Bloque de texto
☆ ☆ ☆ ☆
Por Guadalupe López García
Periodista con Maestría en Estudios de la Mujer por la UAM y especialización en Estudios de la Mujer por el PIEM de El Colegio de México, se ha desempeñado como guionista y productora de radio; colaboradora, editora y coordinadora editorial en diversos medios como el IMER y la SEP, La Jornada, El Día, Uno más uno, Fem y Notimex. Trabajó en el Centro Integral de Apoyo a la Mujer "Esperanza Brito de Martí" en el DF y fue coordinadora de la Unidad Delegacional de Iztacalco del Inmujeres-DF. Ha recibido reconocimientos a su labor periodística y en defensa de los derechos de las mujeres por parte de la AMMPE, Conmujer, Cimac y la delegacion Iztacalco del DF.
☆ ☆ ☆ ☆
Datos de origen

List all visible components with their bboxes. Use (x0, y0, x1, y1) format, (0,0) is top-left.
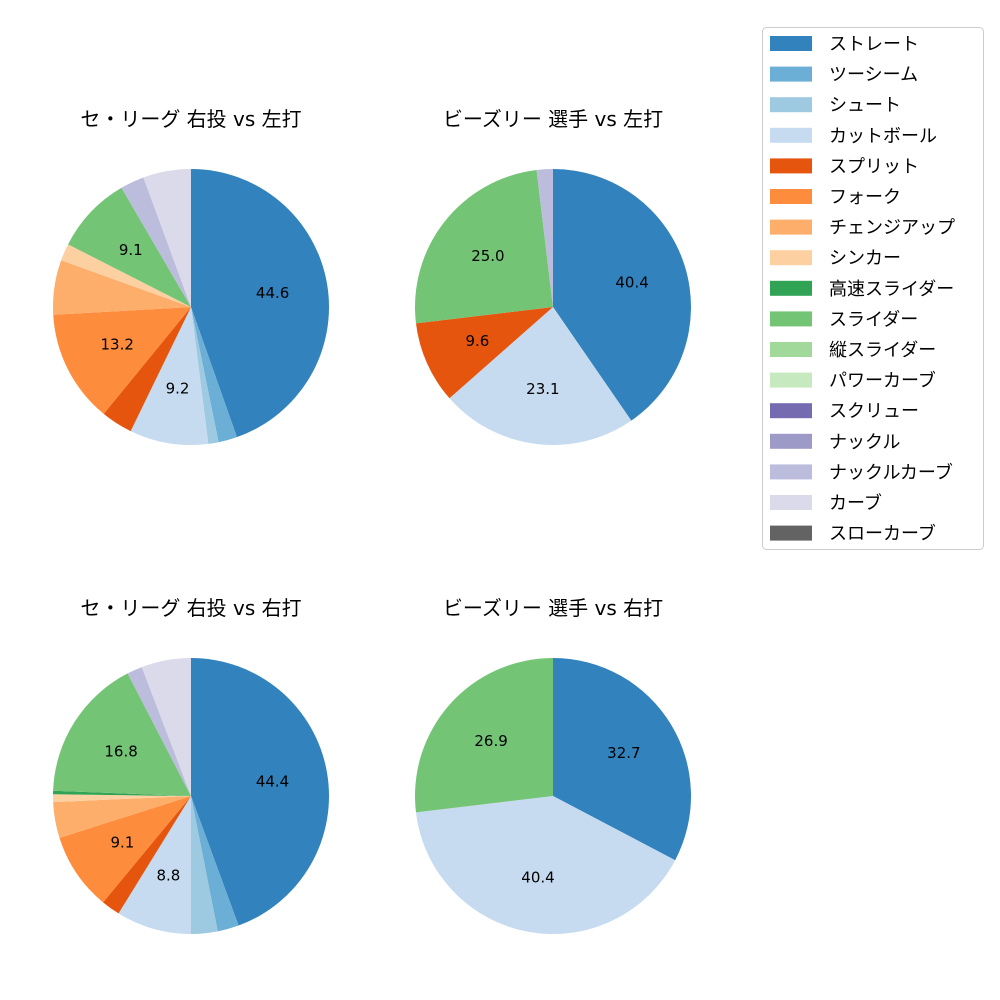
☆ ☆ ☆ ☆
Tarea escrita
Transcribe completo y sin cambiar nada el texto sobre la trayectoria de la periodista.

Respuesta correcta
Por Guadalupe López García
Periodista con Maestría en Estudios de la Mujer por la UAM y especialización en Estudios de la Mujer por el PIEM de El Colegio de México, se ha desempeñado como guionista y productora de radio; colaboradora, editora y coordinadora editorial en diversos medios como el IMER y la SEP, La Jornada, El Día, Uno más uno, Fem y Notimex. Trabajó en el Centro Integral de Apoyo a la Mujer "Esperanza Brito de Martí" en el DF y fue coordinadora de la Unidad Delegacional de Iztacalco del Inmujeres-DF. Ha recibido reconocimientos a su labor periodística y en defensa de los derechos de las mujeres por parte de la AMMPE, Conmujer, Cimac y la delegacion Iztacalco del DF.